AIM OF THE TASK: Write out all the data again, exactly as it stands.

RECORD EXTRACTS:
----------------------------------------

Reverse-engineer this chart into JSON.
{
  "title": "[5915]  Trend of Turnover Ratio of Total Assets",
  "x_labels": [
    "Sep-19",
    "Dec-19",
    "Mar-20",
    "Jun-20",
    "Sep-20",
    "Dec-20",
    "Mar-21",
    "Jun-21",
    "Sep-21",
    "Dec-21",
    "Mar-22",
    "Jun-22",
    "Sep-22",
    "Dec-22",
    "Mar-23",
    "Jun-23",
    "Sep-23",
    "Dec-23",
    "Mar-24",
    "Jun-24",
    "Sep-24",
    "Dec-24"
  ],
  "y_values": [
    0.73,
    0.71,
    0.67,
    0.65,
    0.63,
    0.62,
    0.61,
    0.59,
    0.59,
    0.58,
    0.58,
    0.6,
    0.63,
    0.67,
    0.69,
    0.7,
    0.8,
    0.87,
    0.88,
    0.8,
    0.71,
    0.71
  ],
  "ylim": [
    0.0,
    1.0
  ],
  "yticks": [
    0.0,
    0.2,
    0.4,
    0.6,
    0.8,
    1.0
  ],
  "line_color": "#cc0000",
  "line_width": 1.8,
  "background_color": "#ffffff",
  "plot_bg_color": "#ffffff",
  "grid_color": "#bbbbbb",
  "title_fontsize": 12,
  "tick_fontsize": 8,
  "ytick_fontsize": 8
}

----------------------------------------

WORKED ANSWER:
Reverse-engineer this chart into JSON.
{
  "title": "[5915]  Trend of Turnover Ratio of Total Assets",
  "x_labels": [
    "Sep-19",
    "Dec-19",
    "Mar-20",
    "Jun-20",
    "Sep-20",
    "Dec-20",
    "Mar-21",
    "Jun-21",
    "Sep-21",
    "Dec-21",
    "Mar-22",
    "Jun-22",
    "Sep-22",
    "Dec-22",
    "Mar-23",
    "Jun-23",
    "Sep-23",
    "Dec-23",
    "Mar-24",
    "Jun-24",
    "Sep-24",
    "Dec-24"
  ],
  "y_values": [
    0.73,
    0.71,
    0.67,
    0.65,
    0.63,
    0.62,
    0.61,
    0.59,
    0.59,
    0.58,
    0.58,
    0.6,
    0.63,
    0.67,
    0.69,
    0.7,
    0.8,
    0.87,
    0.88,
    0.8,
    0.71,
    0.71
  ],
  "ylim": [
    0.0,
    1.0
  ],
  "yticks": [
    0.0,
    0.2,
    0.4,
    0.6,
    0.8,
    1.0
  ],
  "line_color": "#cc0000",
  "line_width": 1.8,
  "background_color": "#ffffff",
  "plot_bg_color": "#ffffff",
  "grid_color": "#bbbbbb",
  "title_fontsize": 12,
  "tick_fontsize": 8,
  "ytick_fontsize": 8
}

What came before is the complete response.